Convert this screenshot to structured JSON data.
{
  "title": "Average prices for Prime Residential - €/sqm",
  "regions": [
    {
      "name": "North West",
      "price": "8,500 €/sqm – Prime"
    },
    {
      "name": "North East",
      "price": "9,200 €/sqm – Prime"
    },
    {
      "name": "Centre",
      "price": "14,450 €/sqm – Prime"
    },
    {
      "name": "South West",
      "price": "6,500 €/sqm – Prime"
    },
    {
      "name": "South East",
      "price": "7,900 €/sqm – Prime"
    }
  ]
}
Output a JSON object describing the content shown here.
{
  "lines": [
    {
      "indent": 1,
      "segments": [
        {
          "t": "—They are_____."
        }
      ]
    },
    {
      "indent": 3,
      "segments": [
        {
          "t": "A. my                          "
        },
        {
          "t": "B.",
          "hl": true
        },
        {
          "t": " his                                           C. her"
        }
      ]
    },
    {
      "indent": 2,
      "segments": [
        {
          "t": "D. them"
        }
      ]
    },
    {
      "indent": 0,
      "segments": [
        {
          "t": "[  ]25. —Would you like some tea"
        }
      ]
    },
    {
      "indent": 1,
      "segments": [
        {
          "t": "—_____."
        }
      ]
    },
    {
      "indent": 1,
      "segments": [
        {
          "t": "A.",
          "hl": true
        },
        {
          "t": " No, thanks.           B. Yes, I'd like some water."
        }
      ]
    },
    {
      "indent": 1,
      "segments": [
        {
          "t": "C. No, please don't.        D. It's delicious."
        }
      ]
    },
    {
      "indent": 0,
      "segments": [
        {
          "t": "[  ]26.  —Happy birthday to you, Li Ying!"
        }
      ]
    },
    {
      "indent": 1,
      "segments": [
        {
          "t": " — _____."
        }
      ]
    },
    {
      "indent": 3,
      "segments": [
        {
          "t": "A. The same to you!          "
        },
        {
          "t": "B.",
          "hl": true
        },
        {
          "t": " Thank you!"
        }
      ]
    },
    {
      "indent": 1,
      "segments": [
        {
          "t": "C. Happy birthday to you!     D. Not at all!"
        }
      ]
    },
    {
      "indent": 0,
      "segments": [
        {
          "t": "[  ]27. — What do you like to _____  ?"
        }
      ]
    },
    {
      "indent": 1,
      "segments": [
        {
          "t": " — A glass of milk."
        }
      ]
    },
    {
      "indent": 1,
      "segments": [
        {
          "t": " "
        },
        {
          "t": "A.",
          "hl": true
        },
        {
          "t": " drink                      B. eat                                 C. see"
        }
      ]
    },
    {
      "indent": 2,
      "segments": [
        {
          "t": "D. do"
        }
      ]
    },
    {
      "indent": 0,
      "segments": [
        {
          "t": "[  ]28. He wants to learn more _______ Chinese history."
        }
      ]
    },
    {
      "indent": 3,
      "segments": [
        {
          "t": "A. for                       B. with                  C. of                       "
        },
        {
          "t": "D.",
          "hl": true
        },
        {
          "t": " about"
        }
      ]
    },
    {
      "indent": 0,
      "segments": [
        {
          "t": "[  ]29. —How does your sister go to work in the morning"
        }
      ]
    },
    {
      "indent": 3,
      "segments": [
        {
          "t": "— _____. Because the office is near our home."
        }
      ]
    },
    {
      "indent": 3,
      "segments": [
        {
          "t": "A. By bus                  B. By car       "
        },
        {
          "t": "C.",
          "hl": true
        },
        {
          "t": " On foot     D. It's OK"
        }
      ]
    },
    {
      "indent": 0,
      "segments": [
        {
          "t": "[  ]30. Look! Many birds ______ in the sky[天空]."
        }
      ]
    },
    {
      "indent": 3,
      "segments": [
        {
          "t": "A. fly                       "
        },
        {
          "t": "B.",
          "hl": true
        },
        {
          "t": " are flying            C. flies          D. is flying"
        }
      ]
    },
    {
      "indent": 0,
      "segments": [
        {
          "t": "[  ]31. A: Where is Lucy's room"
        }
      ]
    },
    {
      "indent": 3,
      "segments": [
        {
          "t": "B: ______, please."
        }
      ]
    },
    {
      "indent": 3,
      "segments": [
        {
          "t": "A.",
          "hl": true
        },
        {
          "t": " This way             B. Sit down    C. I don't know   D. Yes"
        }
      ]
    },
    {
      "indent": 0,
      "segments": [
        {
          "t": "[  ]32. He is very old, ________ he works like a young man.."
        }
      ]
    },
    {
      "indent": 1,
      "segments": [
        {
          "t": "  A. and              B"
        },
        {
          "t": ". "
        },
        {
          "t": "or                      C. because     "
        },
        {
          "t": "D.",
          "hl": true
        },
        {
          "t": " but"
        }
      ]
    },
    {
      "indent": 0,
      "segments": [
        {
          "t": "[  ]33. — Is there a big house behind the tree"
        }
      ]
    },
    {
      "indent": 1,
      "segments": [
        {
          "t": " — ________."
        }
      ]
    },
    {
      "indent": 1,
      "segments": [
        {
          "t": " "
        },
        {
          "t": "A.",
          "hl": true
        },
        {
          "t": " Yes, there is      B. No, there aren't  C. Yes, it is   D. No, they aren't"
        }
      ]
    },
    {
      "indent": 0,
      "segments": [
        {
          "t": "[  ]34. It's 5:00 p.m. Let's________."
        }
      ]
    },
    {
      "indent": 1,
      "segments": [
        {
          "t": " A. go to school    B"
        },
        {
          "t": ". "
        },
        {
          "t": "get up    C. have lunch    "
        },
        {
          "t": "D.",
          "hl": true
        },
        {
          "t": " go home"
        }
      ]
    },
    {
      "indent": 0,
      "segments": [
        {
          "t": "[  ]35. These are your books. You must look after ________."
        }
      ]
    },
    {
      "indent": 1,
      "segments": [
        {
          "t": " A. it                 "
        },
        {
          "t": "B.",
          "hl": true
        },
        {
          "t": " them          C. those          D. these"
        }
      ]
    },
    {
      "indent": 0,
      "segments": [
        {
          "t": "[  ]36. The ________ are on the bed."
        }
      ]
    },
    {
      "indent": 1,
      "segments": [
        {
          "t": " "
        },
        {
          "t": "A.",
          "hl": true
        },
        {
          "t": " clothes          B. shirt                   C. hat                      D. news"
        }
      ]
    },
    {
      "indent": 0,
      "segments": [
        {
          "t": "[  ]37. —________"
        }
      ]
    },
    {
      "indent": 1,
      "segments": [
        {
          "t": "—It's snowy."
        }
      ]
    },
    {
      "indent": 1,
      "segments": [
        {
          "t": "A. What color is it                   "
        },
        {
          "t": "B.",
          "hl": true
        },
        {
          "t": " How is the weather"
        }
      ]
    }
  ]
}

.....

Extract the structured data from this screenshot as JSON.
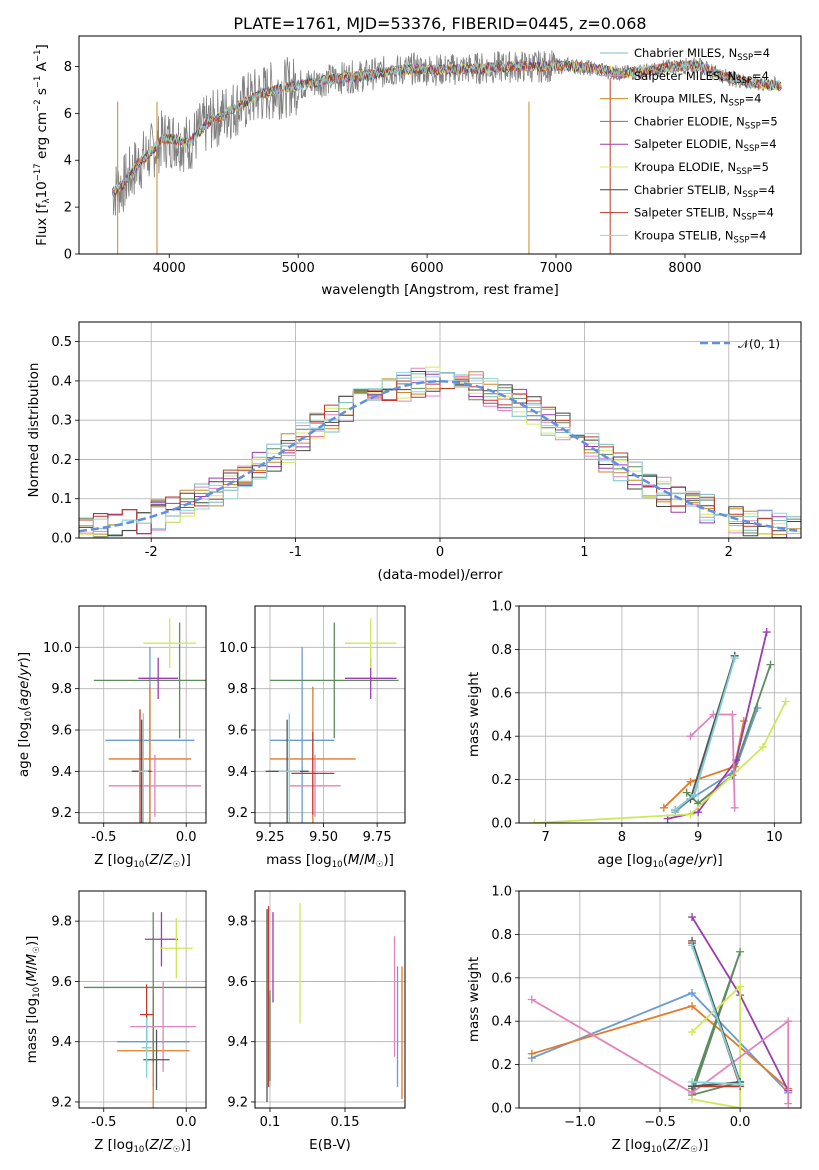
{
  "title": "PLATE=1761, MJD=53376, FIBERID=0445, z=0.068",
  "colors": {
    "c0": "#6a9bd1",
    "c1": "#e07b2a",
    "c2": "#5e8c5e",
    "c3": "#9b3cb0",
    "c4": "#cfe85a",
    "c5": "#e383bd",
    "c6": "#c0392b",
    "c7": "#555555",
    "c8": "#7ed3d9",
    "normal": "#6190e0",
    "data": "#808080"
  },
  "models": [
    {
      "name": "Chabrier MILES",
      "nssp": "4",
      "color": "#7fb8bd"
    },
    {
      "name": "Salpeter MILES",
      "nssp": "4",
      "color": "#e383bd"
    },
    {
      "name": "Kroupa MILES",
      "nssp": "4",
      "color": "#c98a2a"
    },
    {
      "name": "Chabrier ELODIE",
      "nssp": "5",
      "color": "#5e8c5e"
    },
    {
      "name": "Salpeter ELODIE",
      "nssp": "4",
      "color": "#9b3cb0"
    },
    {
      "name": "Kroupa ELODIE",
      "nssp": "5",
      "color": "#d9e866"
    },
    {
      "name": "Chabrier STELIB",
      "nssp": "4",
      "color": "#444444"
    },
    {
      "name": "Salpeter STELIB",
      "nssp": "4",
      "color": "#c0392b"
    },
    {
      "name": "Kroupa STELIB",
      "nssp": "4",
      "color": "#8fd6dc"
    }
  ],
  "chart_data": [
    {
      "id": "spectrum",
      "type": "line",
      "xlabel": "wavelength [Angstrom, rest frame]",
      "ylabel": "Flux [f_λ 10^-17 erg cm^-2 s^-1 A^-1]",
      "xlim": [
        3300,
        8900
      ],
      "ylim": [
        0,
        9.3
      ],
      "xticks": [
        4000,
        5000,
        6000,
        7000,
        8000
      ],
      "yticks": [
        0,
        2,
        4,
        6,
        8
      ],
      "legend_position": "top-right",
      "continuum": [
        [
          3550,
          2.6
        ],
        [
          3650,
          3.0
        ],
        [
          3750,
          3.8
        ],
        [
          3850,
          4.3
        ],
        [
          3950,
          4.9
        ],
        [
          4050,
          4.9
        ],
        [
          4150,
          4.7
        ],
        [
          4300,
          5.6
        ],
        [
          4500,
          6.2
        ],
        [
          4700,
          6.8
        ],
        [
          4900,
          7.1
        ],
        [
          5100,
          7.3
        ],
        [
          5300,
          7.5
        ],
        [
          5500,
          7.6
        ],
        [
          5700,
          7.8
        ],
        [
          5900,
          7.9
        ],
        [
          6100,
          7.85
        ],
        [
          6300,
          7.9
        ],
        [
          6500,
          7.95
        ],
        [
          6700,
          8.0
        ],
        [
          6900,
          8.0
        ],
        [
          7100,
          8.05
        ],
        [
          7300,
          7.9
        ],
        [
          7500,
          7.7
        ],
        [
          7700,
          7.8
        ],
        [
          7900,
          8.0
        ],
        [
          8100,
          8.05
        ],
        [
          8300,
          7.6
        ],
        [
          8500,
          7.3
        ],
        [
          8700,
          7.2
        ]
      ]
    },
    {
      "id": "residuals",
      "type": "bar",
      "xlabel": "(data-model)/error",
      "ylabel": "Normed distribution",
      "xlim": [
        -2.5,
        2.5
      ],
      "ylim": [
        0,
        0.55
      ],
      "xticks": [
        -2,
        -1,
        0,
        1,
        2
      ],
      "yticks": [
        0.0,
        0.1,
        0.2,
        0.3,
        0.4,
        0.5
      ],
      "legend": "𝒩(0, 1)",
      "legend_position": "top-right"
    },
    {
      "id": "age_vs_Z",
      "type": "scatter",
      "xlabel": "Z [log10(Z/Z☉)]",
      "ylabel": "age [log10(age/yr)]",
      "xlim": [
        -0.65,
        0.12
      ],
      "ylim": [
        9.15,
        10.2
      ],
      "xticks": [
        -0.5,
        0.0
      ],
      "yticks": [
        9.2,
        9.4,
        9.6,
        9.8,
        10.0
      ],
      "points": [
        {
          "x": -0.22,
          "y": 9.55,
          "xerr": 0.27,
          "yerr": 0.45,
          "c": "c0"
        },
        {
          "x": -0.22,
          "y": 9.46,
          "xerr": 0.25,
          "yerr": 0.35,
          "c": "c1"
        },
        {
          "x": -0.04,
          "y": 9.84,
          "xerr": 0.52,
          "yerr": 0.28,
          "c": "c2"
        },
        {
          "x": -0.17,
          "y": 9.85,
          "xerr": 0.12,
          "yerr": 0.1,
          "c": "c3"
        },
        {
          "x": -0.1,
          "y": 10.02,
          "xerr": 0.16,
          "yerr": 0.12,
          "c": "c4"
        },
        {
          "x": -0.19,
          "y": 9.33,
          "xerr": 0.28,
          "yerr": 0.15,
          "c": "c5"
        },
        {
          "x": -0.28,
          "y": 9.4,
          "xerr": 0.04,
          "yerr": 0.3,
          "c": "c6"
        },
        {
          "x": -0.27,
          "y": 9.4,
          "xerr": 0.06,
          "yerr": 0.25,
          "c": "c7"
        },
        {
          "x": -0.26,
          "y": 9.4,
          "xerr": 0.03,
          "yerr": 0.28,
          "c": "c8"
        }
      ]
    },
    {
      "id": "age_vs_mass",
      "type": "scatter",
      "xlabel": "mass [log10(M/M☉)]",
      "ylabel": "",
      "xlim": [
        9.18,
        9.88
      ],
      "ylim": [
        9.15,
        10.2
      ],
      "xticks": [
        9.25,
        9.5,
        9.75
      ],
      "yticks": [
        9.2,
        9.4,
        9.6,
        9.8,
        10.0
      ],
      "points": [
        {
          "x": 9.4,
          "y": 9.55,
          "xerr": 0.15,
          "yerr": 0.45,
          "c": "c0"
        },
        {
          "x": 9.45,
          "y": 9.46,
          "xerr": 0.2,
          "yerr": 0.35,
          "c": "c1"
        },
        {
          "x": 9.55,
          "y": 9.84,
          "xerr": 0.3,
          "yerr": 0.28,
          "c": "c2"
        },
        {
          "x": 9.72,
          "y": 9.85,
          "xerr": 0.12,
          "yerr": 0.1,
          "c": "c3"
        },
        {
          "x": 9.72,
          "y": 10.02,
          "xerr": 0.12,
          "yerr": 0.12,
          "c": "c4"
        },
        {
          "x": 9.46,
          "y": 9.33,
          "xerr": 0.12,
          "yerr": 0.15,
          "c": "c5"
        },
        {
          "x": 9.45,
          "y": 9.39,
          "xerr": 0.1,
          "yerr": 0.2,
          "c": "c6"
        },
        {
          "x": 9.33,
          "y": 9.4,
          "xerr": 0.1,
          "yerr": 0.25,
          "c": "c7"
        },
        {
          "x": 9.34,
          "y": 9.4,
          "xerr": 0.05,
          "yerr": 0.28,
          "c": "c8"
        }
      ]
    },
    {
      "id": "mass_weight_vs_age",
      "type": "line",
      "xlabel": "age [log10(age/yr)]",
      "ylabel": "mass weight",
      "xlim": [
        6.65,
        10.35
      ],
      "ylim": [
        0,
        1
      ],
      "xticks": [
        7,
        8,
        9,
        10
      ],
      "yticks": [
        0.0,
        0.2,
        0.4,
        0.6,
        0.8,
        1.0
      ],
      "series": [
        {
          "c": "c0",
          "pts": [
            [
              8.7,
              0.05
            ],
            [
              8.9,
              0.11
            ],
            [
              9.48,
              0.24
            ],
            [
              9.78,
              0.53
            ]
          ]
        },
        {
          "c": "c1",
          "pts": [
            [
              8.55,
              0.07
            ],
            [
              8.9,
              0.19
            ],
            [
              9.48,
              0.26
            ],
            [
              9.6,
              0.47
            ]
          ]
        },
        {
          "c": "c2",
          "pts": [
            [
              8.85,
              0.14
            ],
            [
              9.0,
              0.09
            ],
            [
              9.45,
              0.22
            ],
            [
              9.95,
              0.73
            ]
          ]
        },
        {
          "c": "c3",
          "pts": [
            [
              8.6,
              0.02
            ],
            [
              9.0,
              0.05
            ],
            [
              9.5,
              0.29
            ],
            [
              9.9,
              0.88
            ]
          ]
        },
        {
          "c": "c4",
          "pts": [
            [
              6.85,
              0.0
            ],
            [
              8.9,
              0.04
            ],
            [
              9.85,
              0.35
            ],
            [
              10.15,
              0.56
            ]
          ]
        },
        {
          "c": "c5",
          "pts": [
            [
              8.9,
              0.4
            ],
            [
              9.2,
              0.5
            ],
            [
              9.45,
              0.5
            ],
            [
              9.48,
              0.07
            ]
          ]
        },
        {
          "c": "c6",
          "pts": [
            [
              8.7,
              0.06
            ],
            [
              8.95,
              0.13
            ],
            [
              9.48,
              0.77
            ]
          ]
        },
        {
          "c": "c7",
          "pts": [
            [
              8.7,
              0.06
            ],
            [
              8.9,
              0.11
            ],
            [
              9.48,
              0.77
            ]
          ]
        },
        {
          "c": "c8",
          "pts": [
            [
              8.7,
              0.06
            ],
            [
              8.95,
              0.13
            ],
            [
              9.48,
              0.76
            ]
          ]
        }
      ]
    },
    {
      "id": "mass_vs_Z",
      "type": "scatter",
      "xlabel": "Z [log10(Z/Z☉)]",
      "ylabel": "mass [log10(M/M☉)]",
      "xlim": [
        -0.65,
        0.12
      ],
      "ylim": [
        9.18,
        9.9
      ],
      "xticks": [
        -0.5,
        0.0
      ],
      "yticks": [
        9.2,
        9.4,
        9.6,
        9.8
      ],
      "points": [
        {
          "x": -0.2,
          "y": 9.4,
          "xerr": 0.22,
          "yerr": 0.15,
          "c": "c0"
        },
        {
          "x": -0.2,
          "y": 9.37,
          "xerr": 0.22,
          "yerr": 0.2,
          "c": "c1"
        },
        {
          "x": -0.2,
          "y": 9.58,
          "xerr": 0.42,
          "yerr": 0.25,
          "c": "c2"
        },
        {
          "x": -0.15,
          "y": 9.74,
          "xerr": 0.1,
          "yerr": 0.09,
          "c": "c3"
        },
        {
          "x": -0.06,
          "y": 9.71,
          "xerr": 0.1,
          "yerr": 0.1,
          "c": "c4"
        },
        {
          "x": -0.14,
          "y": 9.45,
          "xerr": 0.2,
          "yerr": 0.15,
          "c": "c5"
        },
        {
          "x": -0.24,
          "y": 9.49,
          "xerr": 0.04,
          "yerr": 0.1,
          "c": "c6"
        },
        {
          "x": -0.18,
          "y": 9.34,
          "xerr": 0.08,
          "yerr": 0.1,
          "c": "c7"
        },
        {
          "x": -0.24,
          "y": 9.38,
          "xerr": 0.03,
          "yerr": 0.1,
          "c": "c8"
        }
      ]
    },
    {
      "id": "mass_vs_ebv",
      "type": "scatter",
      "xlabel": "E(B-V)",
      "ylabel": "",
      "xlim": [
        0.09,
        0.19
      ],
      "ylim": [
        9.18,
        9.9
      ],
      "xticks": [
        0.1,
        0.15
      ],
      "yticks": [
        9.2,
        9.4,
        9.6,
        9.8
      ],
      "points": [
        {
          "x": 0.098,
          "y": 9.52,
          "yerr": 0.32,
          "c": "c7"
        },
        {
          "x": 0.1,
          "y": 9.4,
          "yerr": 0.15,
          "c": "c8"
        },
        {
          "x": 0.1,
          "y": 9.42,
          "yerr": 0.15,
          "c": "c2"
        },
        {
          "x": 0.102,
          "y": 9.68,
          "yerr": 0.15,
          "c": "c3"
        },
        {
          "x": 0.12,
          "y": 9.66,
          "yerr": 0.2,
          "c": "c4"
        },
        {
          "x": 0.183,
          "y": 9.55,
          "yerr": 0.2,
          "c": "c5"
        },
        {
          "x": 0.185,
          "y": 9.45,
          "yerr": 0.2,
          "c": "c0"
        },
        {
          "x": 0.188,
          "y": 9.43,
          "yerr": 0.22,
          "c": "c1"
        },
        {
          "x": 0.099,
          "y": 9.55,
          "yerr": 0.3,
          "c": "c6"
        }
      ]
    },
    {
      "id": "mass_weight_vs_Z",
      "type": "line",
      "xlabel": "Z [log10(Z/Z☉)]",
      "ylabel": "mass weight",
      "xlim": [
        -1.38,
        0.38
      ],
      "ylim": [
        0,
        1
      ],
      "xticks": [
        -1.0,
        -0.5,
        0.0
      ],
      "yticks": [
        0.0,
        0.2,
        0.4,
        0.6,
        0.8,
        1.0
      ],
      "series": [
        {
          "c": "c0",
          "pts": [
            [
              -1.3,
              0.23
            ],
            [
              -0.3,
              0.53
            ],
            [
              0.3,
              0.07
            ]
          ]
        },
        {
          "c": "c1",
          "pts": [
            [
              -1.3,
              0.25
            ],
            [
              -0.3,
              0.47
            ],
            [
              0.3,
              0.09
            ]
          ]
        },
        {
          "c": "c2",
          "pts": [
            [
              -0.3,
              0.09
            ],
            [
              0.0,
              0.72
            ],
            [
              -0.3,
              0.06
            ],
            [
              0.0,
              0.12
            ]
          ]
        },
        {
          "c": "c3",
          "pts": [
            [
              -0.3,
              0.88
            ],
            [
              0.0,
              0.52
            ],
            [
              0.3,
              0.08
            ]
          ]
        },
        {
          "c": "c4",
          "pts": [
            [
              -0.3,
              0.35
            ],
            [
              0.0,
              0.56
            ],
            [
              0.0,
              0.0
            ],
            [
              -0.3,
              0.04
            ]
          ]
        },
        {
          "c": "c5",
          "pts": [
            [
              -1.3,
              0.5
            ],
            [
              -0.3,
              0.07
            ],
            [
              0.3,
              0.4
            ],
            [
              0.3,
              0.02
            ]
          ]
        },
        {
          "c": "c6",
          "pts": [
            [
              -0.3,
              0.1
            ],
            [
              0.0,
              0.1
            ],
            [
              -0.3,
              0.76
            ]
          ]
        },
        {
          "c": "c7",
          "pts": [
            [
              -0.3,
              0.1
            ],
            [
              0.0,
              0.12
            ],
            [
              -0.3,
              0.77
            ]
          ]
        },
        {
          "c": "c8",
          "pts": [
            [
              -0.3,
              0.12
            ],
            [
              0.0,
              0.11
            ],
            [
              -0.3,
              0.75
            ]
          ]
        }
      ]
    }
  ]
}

.....

■ WHAT TO WORK ON: Copy every line of the data that holds the string "Salpeter".

■ PROBLEM SOLUTION:
      "name": "Salpeter MILES",
      "name": "Salpeter ELODIE",
      "name": "Salpeter STELIB",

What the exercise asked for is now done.